WHAT TO DO
Find the line with "Serialize everything readable" in the data below. Repeat it and every line after it up to the end, exactly, but drop the pictures.
----- SUPPLIED DATA -----
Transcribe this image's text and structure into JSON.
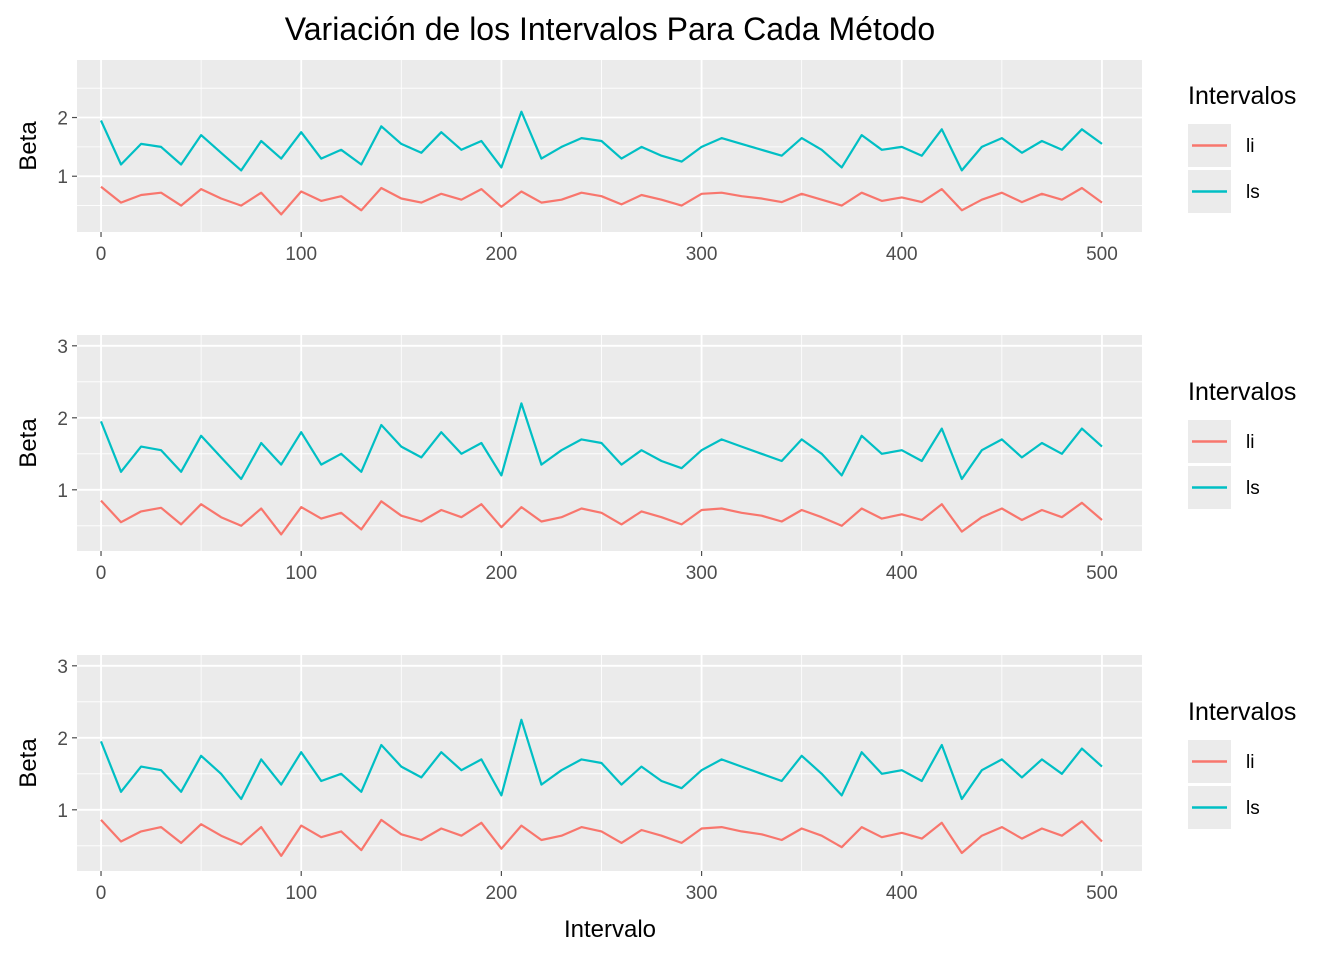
{
  "title": "Variación de los Intervalos Para Cada Método",
  "xlabel": "Intervalo",
  "colors": {
    "li": "#F8766D",
    "ls": "#00BFC4",
    "panel_bg": "#EBEBEB",
    "grid": "#FFFFFF",
    "tick": "#4D4D4D"
  },
  "legend": {
    "title": "Intervalos",
    "items": [
      {
        "key": "li",
        "label": "li"
      },
      {
        "key": "ls",
        "label": "ls"
      }
    ]
  },
  "chart_data": [
    {
      "type": "line",
      "ylabel": "Beta",
      "xlim": [
        -12,
        520
      ],
      "ylim": [
        0.05,
        2.98
      ],
      "xticks": [
        0,
        100,
        200,
        300,
        400,
        500
      ],
      "yticks": [
        1,
        2
      ],
      "legend_position": "right",
      "series": [
        {
          "name": "li",
          "color": "#F8766D",
          "x": [
            0,
            10,
            20,
            30,
            40,
            50,
            60,
            70,
            80,
            90,
            100,
            110,
            120,
            130,
            140,
            150,
            160,
            170,
            180,
            190,
            200,
            210,
            220,
            230,
            240,
            250,
            260,
            270,
            280,
            290,
            300,
            310,
            320,
            330,
            340,
            350,
            360,
            370,
            380,
            390,
            400,
            410,
            420,
            430,
            440,
            450,
            460,
            470,
            480,
            490,
            500
          ],
          "y": [
            0.82,
            0.55,
            0.68,
            0.72,
            0.5,
            0.78,
            0.62,
            0.5,
            0.72,
            0.35,
            0.74,
            0.58,
            0.66,
            0.42,
            0.8,
            0.62,
            0.55,
            0.7,
            0.6,
            0.78,
            0.48,
            0.74,
            0.55,
            0.6,
            0.72,
            0.66,
            0.52,
            0.68,
            0.6,
            0.5,
            0.7,
            0.72,
            0.66,
            0.62,
            0.56,
            0.7,
            0.6,
            0.5,
            0.72,
            0.58,
            0.64,
            0.56,
            0.78,
            0.42,
            0.6,
            0.72,
            0.56,
            0.7,
            0.6,
            0.8,
            0.55
          ]
        },
        {
          "name": "ls",
          "color": "#00BFC4",
          "x": [
            0,
            10,
            20,
            30,
            40,
            50,
            60,
            70,
            80,
            90,
            100,
            110,
            120,
            130,
            140,
            150,
            160,
            170,
            180,
            190,
            200,
            210,
            220,
            230,
            240,
            250,
            260,
            270,
            280,
            290,
            300,
            310,
            320,
            330,
            340,
            350,
            360,
            370,
            380,
            390,
            400,
            410,
            420,
            430,
            440,
            450,
            460,
            470,
            480,
            490,
            500
          ],
          "y": [
            1.95,
            1.2,
            1.55,
            1.5,
            1.2,
            1.7,
            1.4,
            1.1,
            1.6,
            1.3,
            1.75,
            1.3,
            1.45,
            1.2,
            1.85,
            1.55,
            1.4,
            1.75,
            1.45,
            1.6,
            1.15,
            2.1,
            1.3,
            1.5,
            1.65,
            1.6,
            1.3,
            1.5,
            1.35,
            1.25,
            1.5,
            1.65,
            1.55,
            1.45,
            1.35,
            1.65,
            1.45,
            1.15,
            1.7,
            1.45,
            1.5,
            1.35,
            1.8,
            1.1,
            1.5,
            1.65,
            1.4,
            1.6,
            1.45,
            1.8,
            1.55
          ]
        }
      ]
    },
    {
      "type": "line",
      "ylabel": "Beta",
      "xlim": [
        -12,
        520
      ],
      "ylim": [
        0.15,
        3.15
      ],
      "xticks": [
        0,
        100,
        200,
        300,
        400,
        500
      ],
      "yticks": [
        1,
        2,
        3
      ],
      "legend_position": "right",
      "series": [
        {
          "name": "li",
          "color": "#F8766D",
          "x": [
            0,
            10,
            20,
            30,
            40,
            50,
            60,
            70,
            80,
            90,
            100,
            110,
            120,
            130,
            140,
            150,
            160,
            170,
            180,
            190,
            200,
            210,
            220,
            230,
            240,
            250,
            260,
            270,
            280,
            290,
            300,
            310,
            320,
            330,
            340,
            350,
            360,
            370,
            380,
            390,
            400,
            410,
            420,
            430,
            440,
            450,
            460,
            470,
            480,
            490,
            500
          ],
          "y": [
            0.85,
            0.55,
            0.7,
            0.75,
            0.52,
            0.8,
            0.62,
            0.5,
            0.74,
            0.38,
            0.76,
            0.6,
            0.68,
            0.45,
            0.84,
            0.64,
            0.56,
            0.72,
            0.62,
            0.8,
            0.48,
            0.76,
            0.56,
            0.62,
            0.74,
            0.68,
            0.52,
            0.7,
            0.62,
            0.52,
            0.72,
            0.74,
            0.68,
            0.64,
            0.56,
            0.72,
            0.62,
            0.5,
            0.74,
            0.6,
            0.66,
            0.58,
            0.8,
            0.42,
            0.62,
            0.74,
            0.58,
            0.72,
            0.62,
            0.82,
            0.58
          ]
        },
        {
          "name": "ls",
          "color": "#00BFC4",
          "x": [
            0,
            10,
            20,
            30,
            40,
            50,
            60,
            70,
            80,
            90,
            100,
            110,
            120,
            130,
            140,
            150,
            160,
            170,
            180,
            190,
            200,
            210,
            220,
            230,
            240,
            250,
            260,
            270,
            280,
            290,
            300,
            310,
            320,
            330,
            340,
            350,
            360,
            370,
            380,
            390,
            400,
            410,
            420,
            430,
            440,
            450,
            460,
            470,
            480,
            490,
            500
          ],
          "y": [
            1.95,
            1.25,
            1.6,
            1.55,
            1.25,
            1.75,
            1.45,
            1.15,
            1.65,
            1.35,
            1.8,
            1.35,
            1.5,
            1.25,
            1.9,
            1.6,
            1.45,
            1.8,
            1.5,
            1.65,
            1.2,
            2.2,
            1.35,
            1.55,
            1.7,
            1.65,
            1.35,
            1.55,
            1.4,
            1.3,
            1.55,
            1.7,
            1.6,
            1.5,
            1.4,
            1.7,
            1.5,
            1.2,
            1.75,
            1.5,
            1.55,
            1.4,
            1.85,
            1.15,
            1.55,
            1.7,
            1.45,
            1.65,
            1.5,
            1.85,
            1.6
          ]
        }
      ]
    },
    {
      "type": "line",
      "ylabel": "Beta",
      "xlim": [
        -12,
        520
      ],
      "ylim": [
        0.15,
        3.15
      ],
      "xticks": [
        0,
        100,
        200,
        300,
        400,
        500
      ],
      "yticks": [
        1,
        2,
        3
      ],
      "legend_position": "right",
      "series": [
        {
          "name": "li",
          "color": "#F8766D",
          "x": [
            0,
            10,
            20,
            30,
            40,
            50,
            60,
            70,
            80,
            90,
            100,
            110,
            120,
            130,
            140,
            150,
            160,
            170,
            180,
            190,
            200,
            210,
            220,
            230,
            240,
            250,
            260,
            270,
            280,
            290,
            300,
            310,
            320,
            330,
            340,
            350,
            360,
            370,
            380,
            390,
            400,
            410,
            420,
            430,
            440,
            450,
            460,
            470,
            480,
            490,
            500
          ],
          "y": [
            0.86,
            0.56,
            0.7,
            0.76,
            0.54,
            0.8,
            0.64,
            0.52,
            0.76,
            0.36,
            0.78,
            0.62,
            0.7,
            0.44,
            0.86,
            0.66,
            0.58,
            0.74,
            0.64,
            0.82,
            0.46,
            0.78,
            0.58,
            0.64,
            0.76,
            0.7,
            0.54,
            0.72,
            0.64,
            0.54,
            0.74,
            0.76,
            0.7,
            0.66,
            0.58,
            0.74,
            0.64,
            0.48,
            0.76,
            0.62,
            0.68,
            0.6,
            0.82,
            0.4,
            0.64,
            0.76,
            0.6,
            0.74,
            0.64,
            0.84,
            0.56
          ]
        },
        {
          "name": "ls",
          "color": "#00BFC4",
          "x": [
            0,
            10,
            20,
            30,
            40,
            50,
            60,
            70,
            80,
            90,
            100,
            110,
            120,
            130,
            140,
            150,
            160,
            170,
            180,
            190,
            200,
            210,
            220,
            230,
            240,
            250,
            260,
            270,
            280,
            290,
            300,
            310,
            320,
            330,
            340,
            350,
            360,
            370,
            380,
            390,
            400,
            410,
            420,
            430,
            440,
            450,
            460,
            470,
            480,
            490,
            500
          ],
          "y": [
            1.95,
            1.25,
            1.6,
            1.55,
            1.25,
            1.75,
            1.5,
            1.15,
            1.7,
            1.35,
            1.8,
            1.4,
            1.5,
            1.25,
            1.9,
            1.6,
            1.45,
            1.8,
            1.55,
            1.7,
            1.2,
            2.25,
            1.35,
            1.55,
            1.7,
            1.65,
            1.35,
            1.6,
            1.4,
            1.3,
            1.55,
            1.7,
            1.6,
            1.5,
            1.4,
            1.75,
            1.5,
            1.2,
            1.8,
            1.5,
            1.55,
            1.4,
            1.9,
            1.15,
            1.55,
            1.7,
            1.45,
            1.7,
            1.5,
            1.85,
            1.6
          ]
        }
      ]
    }
  ]
}
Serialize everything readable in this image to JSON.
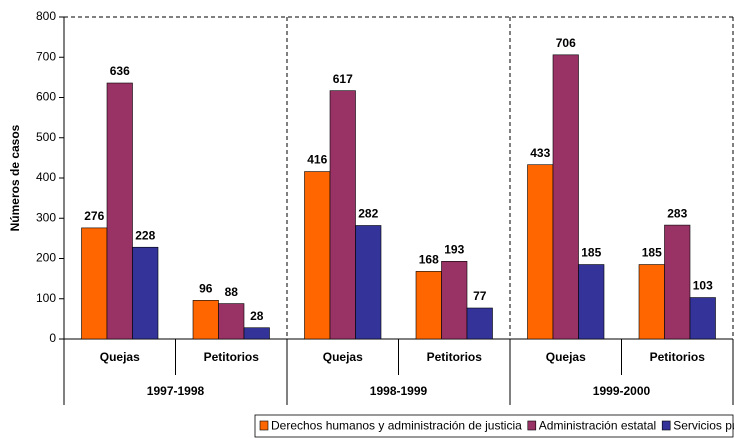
{
  "chart_data": {
    "type": "bar",
    "y_label": "Números de casos",
    "categories": [
      "Quejas",
      "Petitorios",
      "Quejas",
      "Petitorios",
      "Quejas",
      "Petitorios"
    ],
    "groups": [
      "1997-1998",
      "1998-1999",
      "1999-2000"
    ],
    "series": [
      {
        "name": "Derechos humanos y administración de justicia",
        "color": "#ff6600",
        "values": [
          276,
          96,
          416,
          168,
          433,
          185
        ]
      },
      {
        "name": "Administración estatal",
        "color": "#993366",
        "values": [
          636,
          88,
          617,
          193,
          706,
          283
        ]
      },
      {
        "name": "Servicios públicos",
        "color": "#333399",
        "values": [
          228,
          28,
          282,
          77,
          185,
          103
        ]
      }
    ],
    "ylim": [
      0,
      800
    ],
    "yticks": [
      0,
      100,
      200,
      300,
      400,
      500,
      600,
      700,
      800
    ]
  }
}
-----
TASK ANSWER
Serialize everything readable in this image to JSON.
{
  "chart_data": {
    "type": "bar",
    "y_label": "Números de casos",
    "categories": [
      "Quejas",
      "Petitorios",
      "Quejas",
      "Petitorios",
      "Quejas",
      "Petitorios"
    ],
    "groups": [
      "1997-1998",
      "1998-1999",
      "1999-2000"
    ],
    "series": [
      {
        "name": "Derechos humanos y administración de justicia",
        "color": "#ff6600",
        "values": [
          276,
          96,
          416,
          168,
          433,
          185
        ]
      },
      {
        "name": "Administración estatal",
        "color": "#993366",
        "values": [
          636,
          88,
          617,
          193,
          706,
          283
        ]
      },
      {
        "name": "Servicios públicos",
        "color": "#333399",
        "values": [
          228,
          28,
          282,
          77,
          185,
          103
        ]
      }
    ],
    "ylim": [
      0,
      800
    ],
    "yticks": [
      0,
      100,
      200,
      300,
      400,
      500,
      600,
      700,
      800
    ]
  }
}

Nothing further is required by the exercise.